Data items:
## Start

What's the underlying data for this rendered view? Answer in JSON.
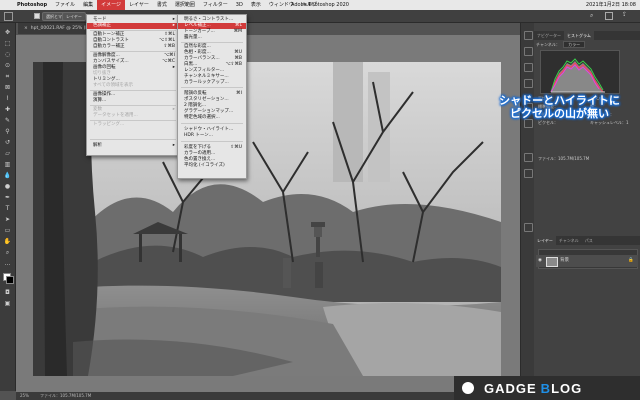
{
  "menubar": {
    "apple": "",
    "app_name": "Photoshop",
    "items": [
      "ファイル",
      "編集",
      "イメージ",
      "レイヤー",
      "書式",
      "選択範囲",
      "フィルター",
      "3D",
      "表示",
      "ウィンドウ",
      "ヘルプ"
    ],
    "active_index": 2,
    "window_title": "Adobe Photoshop 2020",
    "clock": "2021年1月2日 18:08"
  },
  "options_bar": {
    "buttons": [
      "選択とマスク...",
      "レイヤー"
    ]
  },
  "document": {
    "tab_label": "hpt_00021.RAF @ 25% (RGB/16)",
    "status_zoom": "25%",
    "status_file": "ファイル：105.7M/105.7M"
  },
  "image_menu": {
    "items": [
      {
        "label": "モード",
        "shortcut": "▸",
        "state": "normal"
      },
      {
        "label": "色調補正",
        "shortcut": "▸",
        "state": "highlight"
      },
      {
        "label": "自動トーン補正",
        "shortcut": "⇧⌘L",
        "state": "normal"
      },
      {
        "label": "自動コントラスト",
        "shortcut": "⌥⇧⌘L",
        "state": "normal"
      },
      {
        "label": "自動カラー補正",
        "shortcut": "⇧⌘B",
        "state": "normal"
      },
      {
        "label": "画像解像度...",
        "shortcut": "⌥⌘I",
        "state": "normal"
      },
      {
        "label": "カンバスサイズ...",
        "shortcut": "⌥⌘C",
        "state": "normal"
      },
      {
        "label": "画像の回転",
        "shortcut": "▸",
        "state": "normal"
      },
      {
        "label": "切り抜き",
        "shortcut": "",
        "state": "disabled"
      },
      {
        "label": "トリミング...",
        "shortcut": "",
        "state": "normal"
      },
      {
        "label": "すべての領域を表示",
        "shortcut": "",
        "state": "disabled"
      },
      {
        "label": "画像操作...",
        "shortcut": "",
        "state": "normal"
      },
      {
        "label": "演算...",
        "shortcut": "",
        "state": "normal"
      },
      {
        "label": "変数",
        "shortcut": "▸",
        "state": "disabled"
      },
      {
        "label": "データセットを適用...",
        "shortcut": "",
        "state": "disabled"
      },
      {
        "label": "トラッピング...",
        "shortcut": "",
        "state": "disabled"
      },
      {
        "label": "解析",
        "shortcut": "▸",
        "state": "normal"
      }
    ]
  },
  "adjust_menu": {
    "items": [
      {
        "label": "明るさ・コントラスト...",
        "shortcut": "",
        "state": "normal"
      },
      {
        "label": "レベル補正...",
        "shortcut": "⌘L",
        "state": "highlight"
      },
      {
        "label": "トーンカーブ...",
        "shortcut": "⌘M",
        "state": "normal"
      },
      {
        "label": "露光量...",
        "shortcut": "",
        "state": "normal"
      },
      {
        "label": "自然な彩度...",
        "shortcut": "",
        "state": "normal"
      },
      {
        "label": "色相・彩度...",
        "shortcut": "⌘U",
        "state": "normal"
      },
      {
        "label": "カラーバランス...",
        "shortcut": "⌘B",
        "state": "normal"
      },
      {
        "label": "白黒...",
        "shortcut": "⌥⇧⌘B",
        "state": "normal"
      },
      {
        "label": "レンズフィルター...",
        "shortcut": "",
        "state": "normal"
      },
      {
        "label": "チャンネルミキサー...",
        "shortcut": "",
        "state": "normal"
      },
      {
        "label": "カラールックアップ...",
        "shortcut": "",
        "state": "normal"
      },
      {
        "label": "階調の反転",
        "shortcut": "⌘I",
        "state": "normal"
      },
      {
        "label": "ポスタリゼーション...",
        "shortcut": "",
        "state": "normal"
      },
      {
        "label": "2 階調化...",
        "shortcut": "",
        "state": "normal"
      },
      {
        "label": "グラデーションマップ...",
        "shortcut": "",
        "state": "normal"
      },
      {
        "label": "特定色域の選択...",
        "shortcut": "",
        "state": "normal"
      },
      {
        "label": "シャドウ・ハイライト...",
        "shortcut": "",
        "state": "normal"
      },
      {
        "label": "HDR トーン...",
        "shortcut": "",
        "state": "normal"
      },
      {
        "label": "彩度を下げる",
        "shortcut": "⇧⌘U",
        "state": "normal"
      },
      {
        "label": "カラーの適用...",
        "shortcut": "",
        "state": "normal"
      },
      {
        "label": "色の置き換え...",
        "shortcut": "",
        "state": "normal"
      },
      {
        "label": "平均化 (イコライズ)",
        "shortcut": "",
        "state": "normal"
      }
    ]
  },
  "histogram_panel": {
    "tabs": [
      "ナビゲーター",
      "ヒストグラム"
    ],
    "active_tab": 1,
    "channel_label": "チャンネル：",
    "channel_value": "カラー",
    "stats_left": [
      "平均値：",
      "標準偏差：",
      "中間値：",
      "ピクセル："
    ],
    "stats_left_values": [
      "",
      "",
      "",
      ""
    ],
    "stats_right": [
      "レベル：",
      "数：",
      "パーセント：",
      "キャッシュレベル："
    ],
    "stats_right_values": [
      "",
      "",
      "",
      "1"
    ],
    "source_label": "ファイル：105.7M/105.7M"
  },
  "layers_panel": {
    "tabs": [
      "レイヤー",
      "チャンネル",
      "パス"
    ],
    "active_tab": 0,
    "layer_name": "背景"
  },
  "callout": {
    "line1": "シャドーとハイライトに",
    "line2": "ピクセルの山が無い"
  },
  "logo": {
    "part1": "GADGE",
    "b_letter": "B",
    "part2": "LOG"
  },
  "colors": {
    "accent_menu": "#d23a3a",
    "callout_glow": "#1b6fd6",
    "logo_blue": "#1f8fe6",
    "histogram_red": "#ff3b5a",
    "histogram_green": "#3ad14a",
    "histogram_magenta": "#e046e0"
  }
}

## End

• Problem details:
Omit all pictures while transcribing the entries verbatim.

• Response:
What's the underlying data for this rendered view? Answer in JSON.
{
  "menubar": {
    "apple": "",
    "app_name": "Photoshop",
    "items": [
      "ファイル",
      "編集",
      "イメージ",
      "レイヤー",
      "書式",
      "選択範囲",
      "フィルター",
      "3D",
      "表示",
      "ウィンドウ",
      "ヘルプ"
    ],
    "active_index": 2,
    "window_title": "Adobe Photoshop 2020",
    "clock": "2021年1月2日 18:08"
  },
  "options_bar": {
    "buttons": [
      "選択とマスク...",
      "レイヤー"
    ]
  },
  "document": {
    "tab_label": "hpt_00021.RAF @ 25% (RGB/16)",
    "status_zoom": "25%",
    "status_file": "ファイル：105.7M/105.7M"
  },
  "image_menu": {
    "items": [
      {
        "label": "モード",
        "shortcut": "▸",
        "state": "normal"
      },
      {
        "label": "色調補正",
        "shortcut": "▸",
        "state": "highlight"
      },
      {
        "label": "自動トーン補正",
        "shortcut": "⇧⌘L",
        "state": "normal"
      },
      {
        "label": "自動コントラスト",
        "shortcut": "⌥⇧⌘L",
        "state": "normal"
      },
      {
        "label": "自動カラー補正",
        "shortcut": "⇧⌘B",
        "state": "normal"
      },
      {
        "label": "画像解像度...",
        "shortcut": "⌥⌘I",
        "state": "normal"
      },
      {
        "label": "カンバスサイズ...",
        "shortcut": "⌥⌘C",
        "state": "normal"
      },
      {
        "label": "画像の回転",
        "shortcut": "▸",
        "state": "normal"
      },
      {
        "label": "切り抜き",
        "shortcut": "",
        "state": "disabled"
      },
      {
        "label": "トリミング...",
        "shortcut": "",
        "state": "normal"
      },
      {
        "label": "すべての領域を表示",
        "shortcut": "",
        "state": "disabled"
      },
      {
        "label": "画像操作...",
        "shortcut": "",
        "state": "normal"
      },
      {
        "label": "演算...",
        "shortcut": "",
        "state": "normal"
      },
      {
        "label": "変数",
        "shortcut": "▸",
        "state": "disabled"
      },
      {
        "label": "データセットを適用...",
        "shortcut": "",
        "state": "disabled"
      },
      {
        "label": "トラッピング...",
        "shortcut": "",
        "state": "disabled"
      },
      {
        "label": "解析",
        "shortcut": "▸",
        "state": "normal"
      }
    ]
  },
  "adjust_menu": {
    "items": [
      {
        "label": "明るさ・コントラスト...",
        "shortcut": "",
        "state": "normal"
      },
      {
        "label": "レベル補正...",
        "shortcut": "⌘L",
        "state": "highlight"
      },
      {
        "label": "トーンカーブ...",
        "shortcut": "⌘M",
        "state": "normal"
      },
      {
        "label": "露光量...",
        "shortcut": "",
        "state": "normal"
      },
      {
        "label": "自然な彩度...",
        "shortcut": "",
        "state": "normal"
      },
      {
        "label": "色相・彩度...",
        "shortcut": "⌘U",
        "state": "normal"
      },
      {
        "label": "カラーバランス...",
        "shortcut": "⌘B",
        "state": "normal"
      },
      {
        "label": "白黒...",
        "shortcut": "⌥⇧⌘B",
        "state": "normal"
      },
      {
        "label": "レンズフィルター...",
        "shortcut": "",
        "state": "normal"
      },
      {
        "label": "チャンネルミキサー...",
        "shortcut": "",
        "state": "normal"
      },
      {
        "label": "カラールックアップ...",
        "shortcut": "",
        "state": "normal"
      },
      {
        "label": "階調の反転",
        "shortcut": "⌘I",
        "state": "normal"
      },
      {
        "label": "ポスタリゼーション...",
        "shortcut": "",
        "state": "normal"
      },
      {
        "label": "2 階調化...",
        "shortcut": "",
        "state": "normal"
      },
      {
        "label": "グラデーションマップ...",
        "shortcut": "",
        "state": "normal"
      },
      {
        "label": "特定色域の選択...",
        "shortcut": "",
        "state": "normal"
      },
      {
        "label": "シャドウ・ハイライト...",
        "shortcut": "",
        "state": "normal"
      },
      {
        "label": "HDR トーン...",
        "shortcut": "",
        "state": "normal"
      },
      {
        "label": "彩度を下げる",
        "shortcut": "⇧⌘U",
        "state": "normal"
      },
      {
        "label": "カラーの適用...",
        "shortcut": "",
        "state": "normal"
      },
      {
        "label": "色の置き換え...",
        "shortcut": "",
        "state": "normal"
      },
      {
        "label": "平均化 (イコライズ)",
        "shortcut": "",
        "state": "normal"
      }
    ]
  },
  "histogram_panel": {
    "tabs": [
      "ナビゲーター",
      "ヒストグラム"
    ],
    "active_tab": 1,
    "channel_label": "チャンネル：",
    "channel_value": "カラー",
    "stats_left": [
      "平均値：",
      "標準偏差：",
      "中間値：",
      "ピクセル："
    ],
    "stats_left_values": [
      "",
      "",
      "",
      ""
    ],
    "stats_right": [
      "レベル：",
      "数：",
      "パーセント：",
      "キャッシュレベル："
    ],
    "stats_right_values": [
      "",
      "",
      "",
      "1"
    ],
    "source_label": "ファイル：105.7M/105.7M"
  },
  "layers_panel": {
    "tabs": [
      "レイヤー",
      "チャンネル",
      "パス"
    ],
    "active_tab": 0,
    "layer_name": "背景"
  },
  "callout": {
    "line1": "シャドーとハイライトに",
    "line2": "ピクセルの山が無い"
  },
  "logo": {
    "part1": "GADGE",
    "b_letter": "B",
    "part2": "LOG"
  },
  "colors": {
    "accent_menu": "#d23a3a",
    "callout_glow": "#1b6fd6",
    "logo_blue": "#1f8fe6",
    "histogram_red": "#ff3b5a",
    "histogram_green": "#3ad14a",
    "histogram_magenta": "#e046e0"
  }
}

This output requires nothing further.